Count the lines in the entries below that contain the string "package", matching case exactly. Reply with the number only.

The records:
--------------------------------
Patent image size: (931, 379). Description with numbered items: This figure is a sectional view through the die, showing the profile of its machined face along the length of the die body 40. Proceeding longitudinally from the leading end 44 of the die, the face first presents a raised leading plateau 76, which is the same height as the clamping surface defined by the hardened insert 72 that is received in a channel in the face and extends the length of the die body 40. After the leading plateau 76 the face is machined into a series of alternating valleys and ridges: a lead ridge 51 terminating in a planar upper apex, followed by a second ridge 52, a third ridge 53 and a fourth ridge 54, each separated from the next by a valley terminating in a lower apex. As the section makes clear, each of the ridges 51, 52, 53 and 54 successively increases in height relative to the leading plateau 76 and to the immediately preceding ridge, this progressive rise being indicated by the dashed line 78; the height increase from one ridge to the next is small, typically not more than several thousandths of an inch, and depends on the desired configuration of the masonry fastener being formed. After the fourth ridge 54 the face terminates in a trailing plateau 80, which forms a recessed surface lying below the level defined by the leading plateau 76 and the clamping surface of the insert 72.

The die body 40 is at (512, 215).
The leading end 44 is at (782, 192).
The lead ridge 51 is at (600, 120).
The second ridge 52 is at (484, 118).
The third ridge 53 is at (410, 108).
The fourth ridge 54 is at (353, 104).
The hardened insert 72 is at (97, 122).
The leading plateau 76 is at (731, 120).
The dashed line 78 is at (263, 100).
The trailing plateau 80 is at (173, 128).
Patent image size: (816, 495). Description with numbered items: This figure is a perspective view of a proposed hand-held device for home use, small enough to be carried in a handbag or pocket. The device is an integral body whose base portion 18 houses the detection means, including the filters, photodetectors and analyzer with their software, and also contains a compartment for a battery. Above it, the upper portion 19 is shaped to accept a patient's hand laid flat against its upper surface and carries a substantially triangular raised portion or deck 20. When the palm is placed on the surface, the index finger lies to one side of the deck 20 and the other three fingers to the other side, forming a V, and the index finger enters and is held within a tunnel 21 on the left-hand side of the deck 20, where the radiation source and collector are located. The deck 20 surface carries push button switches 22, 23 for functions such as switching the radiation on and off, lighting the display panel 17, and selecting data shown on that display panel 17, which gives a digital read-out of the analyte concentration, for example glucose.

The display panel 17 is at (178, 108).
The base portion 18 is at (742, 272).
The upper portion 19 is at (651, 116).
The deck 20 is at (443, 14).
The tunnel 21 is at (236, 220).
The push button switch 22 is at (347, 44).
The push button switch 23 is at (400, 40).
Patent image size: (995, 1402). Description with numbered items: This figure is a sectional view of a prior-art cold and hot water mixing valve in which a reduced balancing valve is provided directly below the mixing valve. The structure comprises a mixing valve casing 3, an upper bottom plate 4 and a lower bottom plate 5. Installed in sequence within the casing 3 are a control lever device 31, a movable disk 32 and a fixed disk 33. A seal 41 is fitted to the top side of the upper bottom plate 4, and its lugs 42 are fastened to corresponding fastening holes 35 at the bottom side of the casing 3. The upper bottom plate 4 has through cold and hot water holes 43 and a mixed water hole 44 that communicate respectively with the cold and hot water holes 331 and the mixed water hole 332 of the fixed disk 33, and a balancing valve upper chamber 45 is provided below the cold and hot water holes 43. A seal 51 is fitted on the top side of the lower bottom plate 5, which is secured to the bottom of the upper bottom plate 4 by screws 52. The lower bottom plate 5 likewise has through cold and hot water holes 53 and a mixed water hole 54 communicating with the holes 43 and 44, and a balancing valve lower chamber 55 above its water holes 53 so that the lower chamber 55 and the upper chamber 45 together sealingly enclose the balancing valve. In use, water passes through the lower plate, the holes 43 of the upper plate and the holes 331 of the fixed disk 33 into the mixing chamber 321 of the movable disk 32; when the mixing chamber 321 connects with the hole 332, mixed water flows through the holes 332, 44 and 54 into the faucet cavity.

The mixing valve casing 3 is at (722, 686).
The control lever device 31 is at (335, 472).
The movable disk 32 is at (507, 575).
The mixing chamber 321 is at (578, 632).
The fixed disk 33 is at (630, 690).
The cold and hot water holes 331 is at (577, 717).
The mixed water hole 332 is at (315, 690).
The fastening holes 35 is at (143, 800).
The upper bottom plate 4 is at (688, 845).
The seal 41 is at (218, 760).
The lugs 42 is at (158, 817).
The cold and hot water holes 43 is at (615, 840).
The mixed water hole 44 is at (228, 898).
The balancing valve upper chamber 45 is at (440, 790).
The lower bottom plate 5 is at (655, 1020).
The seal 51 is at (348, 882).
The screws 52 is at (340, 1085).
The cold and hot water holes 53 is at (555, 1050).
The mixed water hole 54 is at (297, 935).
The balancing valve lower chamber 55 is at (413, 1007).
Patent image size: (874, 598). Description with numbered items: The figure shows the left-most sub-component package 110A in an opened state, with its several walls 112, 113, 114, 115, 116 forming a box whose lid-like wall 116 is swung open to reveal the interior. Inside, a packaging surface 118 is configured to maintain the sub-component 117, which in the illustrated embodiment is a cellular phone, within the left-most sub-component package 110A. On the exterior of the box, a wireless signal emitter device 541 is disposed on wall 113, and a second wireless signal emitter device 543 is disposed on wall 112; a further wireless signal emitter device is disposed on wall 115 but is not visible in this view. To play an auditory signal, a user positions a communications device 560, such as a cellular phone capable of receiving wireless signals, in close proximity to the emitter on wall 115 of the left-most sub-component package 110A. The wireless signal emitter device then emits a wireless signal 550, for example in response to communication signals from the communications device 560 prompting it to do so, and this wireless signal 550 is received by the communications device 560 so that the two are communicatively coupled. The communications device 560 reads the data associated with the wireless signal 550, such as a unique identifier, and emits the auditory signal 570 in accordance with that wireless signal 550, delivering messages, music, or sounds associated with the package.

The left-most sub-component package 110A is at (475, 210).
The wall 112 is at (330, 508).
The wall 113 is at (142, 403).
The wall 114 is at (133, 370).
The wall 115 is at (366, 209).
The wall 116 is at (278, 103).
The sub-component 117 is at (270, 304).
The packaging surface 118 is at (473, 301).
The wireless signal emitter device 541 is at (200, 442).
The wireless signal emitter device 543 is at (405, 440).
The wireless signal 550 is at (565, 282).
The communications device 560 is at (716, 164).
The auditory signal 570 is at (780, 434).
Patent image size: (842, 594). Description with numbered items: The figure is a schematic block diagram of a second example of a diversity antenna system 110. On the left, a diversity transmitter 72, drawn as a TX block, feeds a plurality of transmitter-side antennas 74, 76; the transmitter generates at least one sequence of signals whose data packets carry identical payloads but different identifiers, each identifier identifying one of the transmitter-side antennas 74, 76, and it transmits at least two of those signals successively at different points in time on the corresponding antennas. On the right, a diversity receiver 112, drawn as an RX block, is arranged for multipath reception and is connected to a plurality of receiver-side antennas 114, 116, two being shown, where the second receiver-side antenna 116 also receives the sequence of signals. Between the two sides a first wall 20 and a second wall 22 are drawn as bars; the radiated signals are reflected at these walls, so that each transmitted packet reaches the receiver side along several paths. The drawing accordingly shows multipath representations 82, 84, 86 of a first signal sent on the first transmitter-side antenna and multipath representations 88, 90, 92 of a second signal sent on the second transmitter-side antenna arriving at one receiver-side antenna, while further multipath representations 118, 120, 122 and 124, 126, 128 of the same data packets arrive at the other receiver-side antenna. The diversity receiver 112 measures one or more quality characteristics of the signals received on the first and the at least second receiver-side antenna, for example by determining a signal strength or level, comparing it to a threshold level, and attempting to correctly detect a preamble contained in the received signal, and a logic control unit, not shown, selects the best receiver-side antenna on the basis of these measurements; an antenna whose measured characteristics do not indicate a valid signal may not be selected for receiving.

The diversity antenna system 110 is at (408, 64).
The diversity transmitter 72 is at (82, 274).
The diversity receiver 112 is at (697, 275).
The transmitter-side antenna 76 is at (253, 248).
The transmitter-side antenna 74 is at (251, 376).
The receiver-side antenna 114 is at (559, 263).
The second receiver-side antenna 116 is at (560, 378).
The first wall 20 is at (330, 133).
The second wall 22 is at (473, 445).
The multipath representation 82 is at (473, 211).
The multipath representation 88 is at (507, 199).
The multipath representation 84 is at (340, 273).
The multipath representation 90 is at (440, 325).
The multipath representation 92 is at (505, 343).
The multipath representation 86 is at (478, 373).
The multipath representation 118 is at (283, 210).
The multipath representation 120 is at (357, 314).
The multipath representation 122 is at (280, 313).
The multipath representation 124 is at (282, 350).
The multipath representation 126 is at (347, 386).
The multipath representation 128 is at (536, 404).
--------------------------------
Worked answer: 2